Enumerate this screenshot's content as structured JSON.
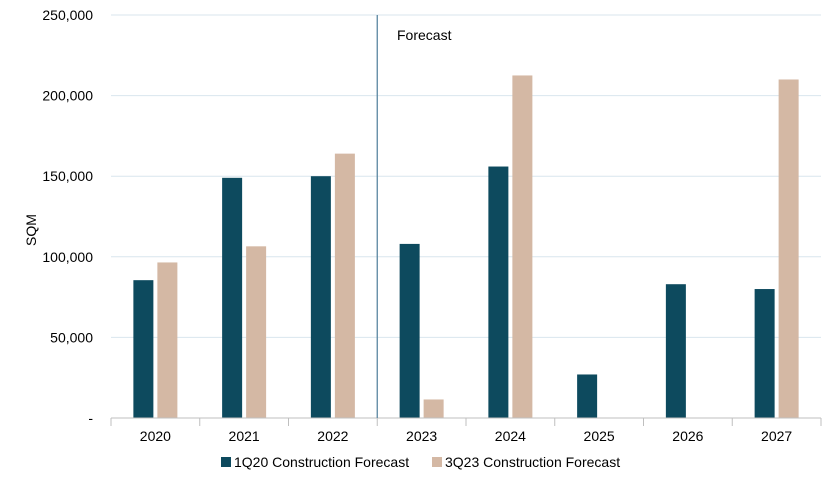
{
  "chart_data": {
    "type": "bar",
    "categories": [
      "2020",
      "2021",
      "2022",
      "2023",
      "2024",
      "2025",
      "2026",
      "2027"
    ],
    "series": [
      {
        "name": "1Q20 Construction Forecast",
        "color": "#0d4a5e",
        "values": [
          85500,
          149000,
          150000,
          108000,
          156000,
          27000,
          83000,
          80000
        ]
      },
      {
        "name": "3Q23 Construction Forecast",
        "color": "#d4b8a4",
        "values": [
          96500,
          106500,
          164000,
          11500,
          212500,
          0,
          0,
          210000
        ]
      }
    ],
    "ylabel": "SQM",
    "ylim": [
      0,
      250000
    ],
    "yticks": [
      0,
      50000,
      100000,
      150000,
      200000,
      250000
    ],
    "ytick_labels": [
      "-",
      "50,000",
      "100,000",
      "150,000",
      "200,000",
      "250,000"
    ],
    "grid": true,
    "legend": "bottom",
    "annotation": {
      "text": "Forecast",
      "divider_between": [
        "2022",
        "2023"
      ]
    }
  }
}
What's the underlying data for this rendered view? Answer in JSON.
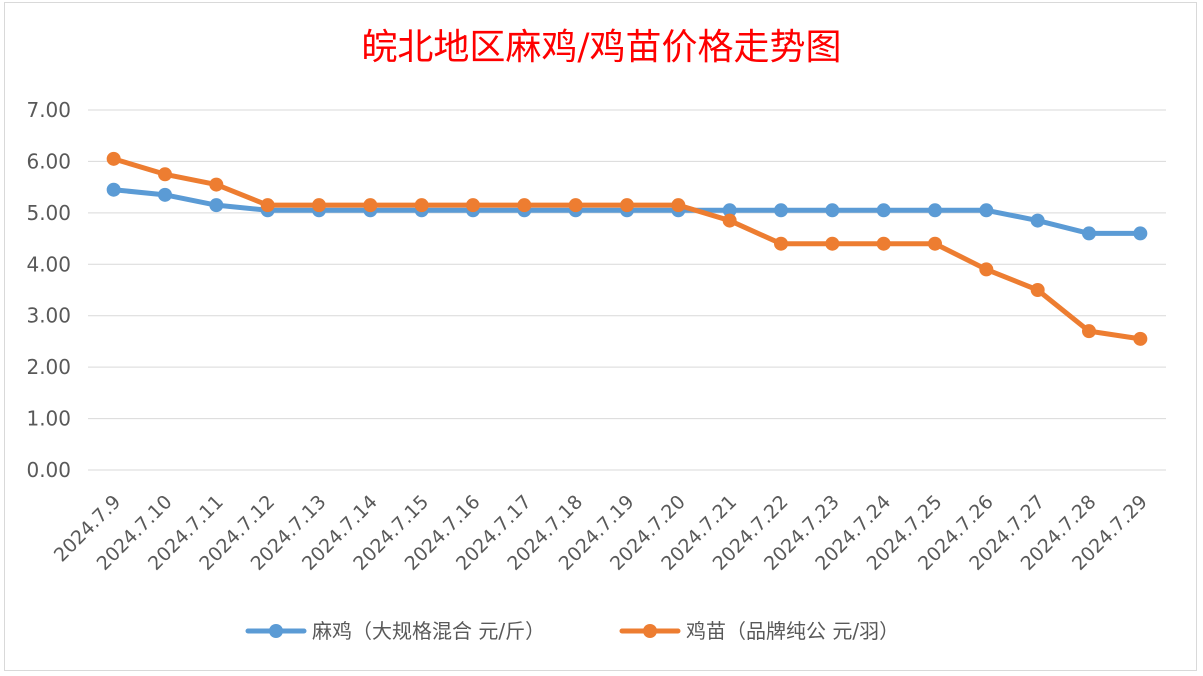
{
  "chart_data": {
    "type": "line",
    "title": "皖北地区麻鸡/鸡苗价格走势图",
    "xlabel": "",
    "ylabel": "",
    "ylim": [
      0,
      7
    ],
    "ytick_step": 1,
    "ytick_labels": [
      "0.00",
      "1.00",
      "2.00",
      "3.00",
      "4.00",
      "5.00",
      "6.00",
      "7.00"
    ],
    "grid": true,
    "legend_position": "bottom",
    "categories": [
      "2024.7.9",
      "2024.7.10",
      "2024.7.11",
      "2024.7.12",
      "2024.7.13",
      "2024.7.14",
      "2024.7.15",
      "2024.7.16",
      "2024.7.17",
      "2024.7.18",
      "2024.7.19",
      "2024.7.20",
      "2024.7.21",
      "2024.7.22",
      "2024.7.23",
      "2024.7.24",
      "2024.7.25",
      "2024.7.26",
      "2024.7.27",
      "2024.7.28",
      "2024.7.29"
    ],
    "series": [
      {
        "name": "麻鸡（大规格混合 元/斤）",
        "color": "#5b9bd5",
        "values": [
          5.45,
          5.35,
          5.15,
          5.05,
          5.05,
          5.05,
          5.05,
          5.05,
          5.05,
          5.05,
          5.05,
          5.05,
          5.05,
          5.05,
          5.05,
          5.05,
          5.05,
          5.05,
          4.85,
          4.6,
          4.6
        ]
      },
      {
        "name": "鸡苗（品牌纯公 元/羽）",
        "color": "#ed7d31",
        "values": [
          6.05,
          5.75,
          5.55,
          5.15,
          5.15,
          5.15,
          5.15,
          5.15,
          5.15,
          5.15,
          5.15,
          5.15,
          4.85,
          4.4,
          4.4,
          4.4,
          4.4,
          3.9,
          3.5,
          2.7,
          2.55
        ]
      }
    ]
  }
}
——
**GIVEN TASK:** Any pictures should be dropped; transcribe the rest of the records above exactly.

**REPLY TO THE EXERCISE:**
Enumerate this screenshot's content as structured JSON.
{
  "chart_data": {
    "type": "bar",
    "categories": [
      "2020",
      "2021",
      "2022",
      "2023",
      "2024",
      "2025",
      "2026",
      "2027"
    ],
    "series": [
      {
        "name": "1Q20 Construction Forecast",
        "color": "#0d4a5e",
        "values": [
          85500,
          149000,
          150000,
          108000,
          156000,
          27000,
          83000,
          80000
        ]
      },
      {
        "name": "3Q23 Construction Forecast",
        "color": "#d4b8a4",
        "values": [
          96500,
          106500,
          164000,
          11500,
          212500,
          0,
          0,
          210000
        ]
      }
    ],
    "ylabel": "SQM",
    "ylim": [
      0,
      250000
    ],
    "yticks": [
      0,
      50000,
      100000,
      150000,
      200000,
      250000
    ],
    "ytick_labels": [
      "-",
      "50,000",
      "100,000",
      "150,000",
      "200,000",
      "250,000"
    ],
    "grid": true,
    "legend": "bottom",
    "annotation": {
      "text": "Forecast",
      "divider_between": [
        "2022",
        "2023"
      ]
    }
  }
}
What's the underlying data for this rendered view? Answer in JSON.
{
  "chart_data": {
    "type": "line",
    "title": "皖北地区麻鸡/鸡苗价格走势图",
    "xlabel": "",
    "ylabel": "",
    "ylim": [
      0,
      7
    ],
    "ytick_step": 1,
    "ytick_labels": [
      "0.00",
      "1.00",
      "2.00",
      "3.00",
      "4.00",
      "5.00",
      "6.00",
      "7.00"
    ],
    "grid": true,
    "legend_position": "bottom",
    "categories": [
      "2024.7.9",
      "2024.7.10",
      "2024.7.11",
      "2024.7.12",
      "2024.7.13",
      "2024.7.14",
      "2024.7.15",
      "2024.7.16",
      "2024.7.17",
      "2024.7.18",
      "2024.7.19",
      "2024.7.20",
      "2024.7.21",
      "2024.7.22",
      "2024.7.23",
      "2024.7.24",
      "2024.7.25",
      "2024.7.26",
      "2024.7.27",
      "2024.7.28",
      "2024.7.29"
    ],
    "series": [
      {
        "name": "麻鸡（大规格混合 元/斤）",
        "color": "#5b9bd5",
        "values": [
          5.45,
          5.35,
          5.15,
          5.05,
          5.05,
          5.05,
          5.05,
          5.05,
          5.05,
          5.05,
          5.05,
          5.05,
          5.05,
          5.05,
          5.05,
          5.05,
          5.05,
          5.05,
          4.85,
          4.6,
          4.6
        ]
      },
      {
        "name": "鸡苗（品牌纯公 元/羽）",
        "color": "#ed7d31",
        "values": [
          6.05,
          5.75,
          5.55,
          5.15,
          5.15,
          5.15,
          5.15,
          5.15,
          5.15,
          5.15,
          5.15,
          5.15,
          4.85,
          4.4,
          4.4,
          4.4,
          4.4,
          3.9,
          3.5,
          2.7,
          2.55
        ]
      }
    ]
  }
}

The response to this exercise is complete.